| The task |
Copy out each line exactly as it appears.

| Extracted material |
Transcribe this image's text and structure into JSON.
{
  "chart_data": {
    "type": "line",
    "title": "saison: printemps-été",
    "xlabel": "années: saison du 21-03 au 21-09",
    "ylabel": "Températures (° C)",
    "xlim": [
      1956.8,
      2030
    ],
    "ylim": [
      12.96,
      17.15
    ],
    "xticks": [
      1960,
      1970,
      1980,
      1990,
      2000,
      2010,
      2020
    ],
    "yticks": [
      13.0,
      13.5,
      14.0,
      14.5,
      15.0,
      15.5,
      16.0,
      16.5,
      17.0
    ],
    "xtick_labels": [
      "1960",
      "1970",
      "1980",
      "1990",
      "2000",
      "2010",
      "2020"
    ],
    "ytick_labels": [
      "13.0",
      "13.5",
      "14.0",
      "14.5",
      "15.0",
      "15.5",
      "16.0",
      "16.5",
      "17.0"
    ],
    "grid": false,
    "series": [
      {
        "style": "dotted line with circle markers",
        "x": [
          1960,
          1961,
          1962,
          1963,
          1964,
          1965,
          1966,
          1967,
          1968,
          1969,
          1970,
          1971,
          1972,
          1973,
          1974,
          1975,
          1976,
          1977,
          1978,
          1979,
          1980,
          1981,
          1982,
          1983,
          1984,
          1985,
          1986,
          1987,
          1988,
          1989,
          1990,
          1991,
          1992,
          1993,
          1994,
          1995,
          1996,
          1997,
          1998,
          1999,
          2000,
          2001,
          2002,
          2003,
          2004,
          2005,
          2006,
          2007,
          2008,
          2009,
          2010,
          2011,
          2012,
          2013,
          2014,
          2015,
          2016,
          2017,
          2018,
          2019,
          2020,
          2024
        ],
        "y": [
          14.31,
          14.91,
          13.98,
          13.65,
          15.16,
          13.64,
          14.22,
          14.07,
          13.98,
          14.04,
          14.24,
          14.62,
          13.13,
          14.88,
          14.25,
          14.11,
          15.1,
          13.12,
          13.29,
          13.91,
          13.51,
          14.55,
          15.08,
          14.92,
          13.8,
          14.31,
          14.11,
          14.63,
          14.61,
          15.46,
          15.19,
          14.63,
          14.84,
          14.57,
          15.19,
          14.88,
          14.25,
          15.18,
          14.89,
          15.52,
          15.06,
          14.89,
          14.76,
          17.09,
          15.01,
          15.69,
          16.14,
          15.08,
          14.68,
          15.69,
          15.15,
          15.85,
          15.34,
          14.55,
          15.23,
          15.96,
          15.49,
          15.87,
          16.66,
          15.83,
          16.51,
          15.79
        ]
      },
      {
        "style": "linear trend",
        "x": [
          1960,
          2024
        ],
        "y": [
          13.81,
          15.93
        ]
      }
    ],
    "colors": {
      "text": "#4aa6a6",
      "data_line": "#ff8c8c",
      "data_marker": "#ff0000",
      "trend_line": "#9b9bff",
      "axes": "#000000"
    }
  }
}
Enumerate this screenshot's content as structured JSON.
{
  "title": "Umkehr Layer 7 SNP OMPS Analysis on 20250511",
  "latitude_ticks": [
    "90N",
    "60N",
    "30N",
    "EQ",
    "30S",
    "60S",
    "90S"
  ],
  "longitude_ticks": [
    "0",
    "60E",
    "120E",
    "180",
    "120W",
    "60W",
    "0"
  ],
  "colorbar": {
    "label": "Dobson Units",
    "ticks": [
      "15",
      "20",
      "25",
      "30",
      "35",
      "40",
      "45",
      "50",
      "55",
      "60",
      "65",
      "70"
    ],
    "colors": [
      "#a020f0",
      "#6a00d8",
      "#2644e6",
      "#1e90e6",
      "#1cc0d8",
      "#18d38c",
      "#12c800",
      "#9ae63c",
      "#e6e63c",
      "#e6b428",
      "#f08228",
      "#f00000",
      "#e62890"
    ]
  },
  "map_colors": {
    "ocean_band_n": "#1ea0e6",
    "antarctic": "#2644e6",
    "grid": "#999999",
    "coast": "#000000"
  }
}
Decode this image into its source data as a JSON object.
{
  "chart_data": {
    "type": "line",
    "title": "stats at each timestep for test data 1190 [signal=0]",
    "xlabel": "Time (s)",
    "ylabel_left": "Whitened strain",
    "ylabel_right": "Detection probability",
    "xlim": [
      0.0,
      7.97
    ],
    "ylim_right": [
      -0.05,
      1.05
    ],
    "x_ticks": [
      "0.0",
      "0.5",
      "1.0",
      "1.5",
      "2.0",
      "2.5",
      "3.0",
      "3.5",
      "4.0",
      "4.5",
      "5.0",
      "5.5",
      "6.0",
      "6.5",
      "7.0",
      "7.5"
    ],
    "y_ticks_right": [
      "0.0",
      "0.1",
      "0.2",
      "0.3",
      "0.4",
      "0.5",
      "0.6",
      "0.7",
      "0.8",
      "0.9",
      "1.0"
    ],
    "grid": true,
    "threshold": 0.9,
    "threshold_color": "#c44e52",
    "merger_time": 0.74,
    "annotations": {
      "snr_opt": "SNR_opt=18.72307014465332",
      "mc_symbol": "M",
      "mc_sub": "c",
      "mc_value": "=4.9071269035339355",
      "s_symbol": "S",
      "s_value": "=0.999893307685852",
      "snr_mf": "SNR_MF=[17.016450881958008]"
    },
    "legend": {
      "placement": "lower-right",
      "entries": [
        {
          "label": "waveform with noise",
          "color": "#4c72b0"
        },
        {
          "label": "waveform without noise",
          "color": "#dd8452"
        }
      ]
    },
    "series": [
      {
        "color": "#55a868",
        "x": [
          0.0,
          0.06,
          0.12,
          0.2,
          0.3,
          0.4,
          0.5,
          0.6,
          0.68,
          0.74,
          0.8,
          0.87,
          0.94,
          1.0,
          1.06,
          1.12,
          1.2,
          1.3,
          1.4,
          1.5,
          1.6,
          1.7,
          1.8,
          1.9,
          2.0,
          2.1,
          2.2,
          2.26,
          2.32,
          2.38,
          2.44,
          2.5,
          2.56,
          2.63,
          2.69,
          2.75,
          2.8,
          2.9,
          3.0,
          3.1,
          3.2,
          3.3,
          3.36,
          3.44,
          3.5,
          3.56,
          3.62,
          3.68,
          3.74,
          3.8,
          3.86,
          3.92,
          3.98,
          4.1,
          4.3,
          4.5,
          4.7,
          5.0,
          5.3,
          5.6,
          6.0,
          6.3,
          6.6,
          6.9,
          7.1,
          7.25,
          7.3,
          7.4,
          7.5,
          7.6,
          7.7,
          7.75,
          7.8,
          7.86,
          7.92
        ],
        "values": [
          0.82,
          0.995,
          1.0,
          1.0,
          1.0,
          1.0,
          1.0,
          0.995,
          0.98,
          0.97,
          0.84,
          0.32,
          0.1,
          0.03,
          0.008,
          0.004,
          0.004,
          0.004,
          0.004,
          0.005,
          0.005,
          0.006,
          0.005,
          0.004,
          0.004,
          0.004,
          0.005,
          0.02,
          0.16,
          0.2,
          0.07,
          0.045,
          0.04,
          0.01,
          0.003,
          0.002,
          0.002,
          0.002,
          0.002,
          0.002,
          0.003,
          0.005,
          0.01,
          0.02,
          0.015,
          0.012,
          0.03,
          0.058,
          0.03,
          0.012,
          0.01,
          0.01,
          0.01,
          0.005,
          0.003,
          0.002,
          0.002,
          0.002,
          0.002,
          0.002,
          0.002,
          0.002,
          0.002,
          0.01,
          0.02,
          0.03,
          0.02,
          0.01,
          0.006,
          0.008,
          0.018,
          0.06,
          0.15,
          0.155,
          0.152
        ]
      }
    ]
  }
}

| Task output |
Transcribe this image's text and structure into JSON.
{
  "chart_data": {
    "type": "line",
    "title": "saison: printemps-été",
    "xlabel": "années: saison du 21-03 au 21-09",
    "ylabel": "Températures (° C)",
    "xlim": [
      1956.8,
      2030
    ],
    "ylim": [
      12.96,
      17.15
    ],
    "xticks": [
      1960,
      1970,
      1980,
      1990,
      2000,
      2010,
      2020
    ],
    "yticks": [
      13.0,
      13.5,
      14.0,
      14.5,
      15.0,
      15.5,
      16.0,
      16.5,
      17.0
    ],
    "xtick_labels": [
      "1960",
      "1970",
      "1980",
      "1990",
      "2000",
      "2010",
      "2020"
    ],
    "ytick_labels": [
      "13.0",
      "13.5",
      "14.0",
      "14.5",
      "15.0",
      "15.5",
      "16.0",
      "16.5",
      "17.0"
    ],
    "grid": false,
    "series": [
      {
        "style": "dotted line with circle markers",
        "x": [
          1960,
          1961,
          1962,
          1963,
          1964,
          1965,
          1966,
          1967,
          1968,
          1969,
          1970,
          1971,
          1972,
          1973,
          1974,
          1975,
          1976,
          1977,
          1978,
          1979,
          1980,
          1981,
          1982,
          1983,
          1984,
          1985,
          1986,
          1987,
          1988,
          1989,
          1990,
          1991,
          1992,
          1993,
          1994,
          1995,
          1996,
          1997,
          1998,
          1999,
          2000,
          2001,
          2002,
          2003,
          2004,
          2005,
          2006,
          2007,
          2008,
          2009,
          2010,
          2011,
          2012,
          2013,
          2014,
          2015,
          2016,
          2017,
          2018,
          2019,
          2020,
          2024
        ],
        "y": [
          14.31,
          14.91,
          13.98,
          13.65,
          15.16,
          13.64,
          14.22,
          14.07,
          13.98,
          14.04,
          14.24,
          14.62,
          13.13,
          14.88,
          14.25,
          14.11,
          15.1,
          13.12,
          13.29,
          13.91,
          13.51,
          14.55,
          15.08,
          14.92,
          13.8,
          14.31,
          14.11,
          14.63,
          14.61,
          15.46,
          15.19,
          14.63,
          14.84,
          14.57,
          15.19,
          14.88,
          14.25,
          15.18,
          14.89,
          15.52,
          15.06,
          14.89,
          14.76,
          17.09,
          15.01,
          15.69,
          16.14,
          15.08,
          14.68,
          15.69,
          15.15,
          15.85,
          15.34,
          14.55,
          15.23,
          15.96,
          15.49,
          15.87,
          16.66,
          15.83,
          16.51,
          15.79
        ]
      },
      {
        "style": "linear trend",
        "x": [
          1960,
          2024
        ],
        "y": [
          13.81,
          15.93
        ]
      }
    ],
    "colors": {
      "text": "#4aa6a6",
      "data_line": "#ff8c8c",
      "data_marker": "#ff0000",
      "trend_line": "#9b9bff",
      "axes": "#000000"
    }
  }
}
Enumerate this screenshot's content as structured JSON.
{
  "title": "Umkehr Layer 7 SNP OMPS Analysis on 20250511",
  "latitude_ticks": [
    "90N",
    "60N",
    "30N",
    "EQ",
    "30S",
    "60S",
    "90S"
  ],
  "longitude_ticks": [
    "0",
    "60E",
    "120E",
    "180",
    "120W",
    "60W",
    "0"
  ],
  "colorbar": {
    "label": "Dobson Units",
    "ticks": [
      "15",
      "20",
      "25",
      "30",
      "35",
      "40",
      "45",
      "50",
      "55",
      "60",
      "65",
      "70"
    ],
    "colors": [
      "#a020f0",
      "#6a00d8",
      "#2644e6",
      "#1e90e6",
      "#1cc0d8",
      "#18d38c",
      "#12c800",
      "#9ae63c",
      "#e6e63c",
      "#e6b428",
      "#f08228",
      "#f00000",
      "#e62890"
    ]
  },
  "map_colors": {
    "ocean_band_n": "#1ea0e6",
    "antarctic": "#2644e6",
    "grid": "#999999",
    "coast": "#000000"
  }
}
Decode this image into its source data as a JSON object.
{
  "chart_data": {
    "type": "line",
    "title": "stats at each timestep for test data 1190 [signal=0]",
    "xlabel": "Time (s)",
    "ylabel_left": "Whitened strain",
    "ylabel_right": "Detection probability",
    "xlim": [
      0.0,
      7.97
    ],
    "ylim_right": [
      -0.05,
      1.05
    ],
    "x_ticks": [
      "0.0",
      "0.5",
      "1.0",
      "1.5",
      "2.0",
      "2.5",
      "3.0",
      "3.5",
      "4.0",
      "4.5",
      "5.0",
      "5.5",
      "6.0",
      "6.5",
      "7.0",
      "7.5"
    ],
    "y_ticks_right": [
      "0.0",
      "0.1",
      "0.2",
      "0.3",
      "0.4",
      "0.5",
      "0.6",
      "0.7",
      "0.8",
      "0.9",
      "1.0"
    ],
    "grid": true,
    "threshold": 0.9,
    "threshold_color": "#c44e52",
    "merger_time": 0.74,
    "annotations": {
      "snr_opt": "SNR_opt=18.72307014465332",
      "mc_symbol": "M",
      "mc_sub": "c",
      "mc_value": "=4.9071269035339355",
      "s_symbol": "S",
      "s_value": "=0.999893307685852",
      "snr_mf": "SNR_MF=[17.016450881958008]"
    },
    "legend": {
      "placement": "lower-right",
      "entries": [
        {
          "label": "waveform with noise",
          "color": "#4c72b0"
        },
        {
          "label": "waveform without noise",
          "color": "#dd8452"
        }
      ]
    },
    "series": [
      {
        "color": "#55a868",
        "x": [
          0.0,
          0.06,
          0.12,
          0.2,
          0.3,
          0.4,
          0.5,
          0.6,
          0.68,
          0.74,
          0.8,
          0.87,
          0.94,
          1.0,
          1.06,
          1.12,
          1.2,
          1.3,
          1.4,
          1.5,
          1.6,
          1.7,
          1.8,
          1.9,
          2.0,
          2.1,
          2.2,
          2.26,
          2.32,
          2.38,
          2.44,
          2.5,
          2.56,
          2.63,
          2.69,
          2.75,
          2.8,
          2.9,
          3.0,
          3.1,
          3.2,
          3.3,
          3.36,
          3.44,
          3.5,
          3.56,
          3.62,
          3.68,
          3.74,
          3.8,
          3.86,
          3.92,
          3.98,
          4.1,
          4.3,
          4.5,
          4.7,
          5.0,
          5.3,
          5.6,
          6.0,
          6.3,
          6.6,
          6.9,
          7.1,
          7.25,
          7.3,
          7.4,
          7.5,
          7.6,
          7.7,
          7.75,
          7.8,
          7.86,
          7.92
        ],
        "values": [
          0.82,
          0.995,
          1.0,
          1.0,
          1.0,
          1.0,
          1.0,
          0.995,
          0.98,
          0.97,
          0.84,
          0.32,
          0.1,
          0.03,
          0.008,
          0.004,
          0.004,
          0.004,
          0.004,
          0.005,
          0.005,
          0.006,
          0.005,
          0.004,
          0.004,
          0.004,
          0.005,
          0.02,
          0.16,
          0.2,
          0.07,
          0.045,
          0.04,
          0.01,
          0.003,
          0.002,
          0.002,
          0.002,
          0.002,
          0.002,
          0.003,
          0.005,
          0.01,
          0.02,
          0.015,
          0.012,
          0.03,
          0.058,
          0.03,
          0.012,
          0.01,
          0.01,
          0.01,
          0.005,
          0.003,
          0.002,
          0.002,
          0.002,
          0.002,
          0.002,
          0.002,
          0.002,
          0.002,
          0.01,
          0.02,
          0.03,
          0.02,
          0.01,
          0.006,
          0.008,
          0.018,
          0.06,
          0.15,
          0.155,
          0.152
        ]
      }
    ]
  }
}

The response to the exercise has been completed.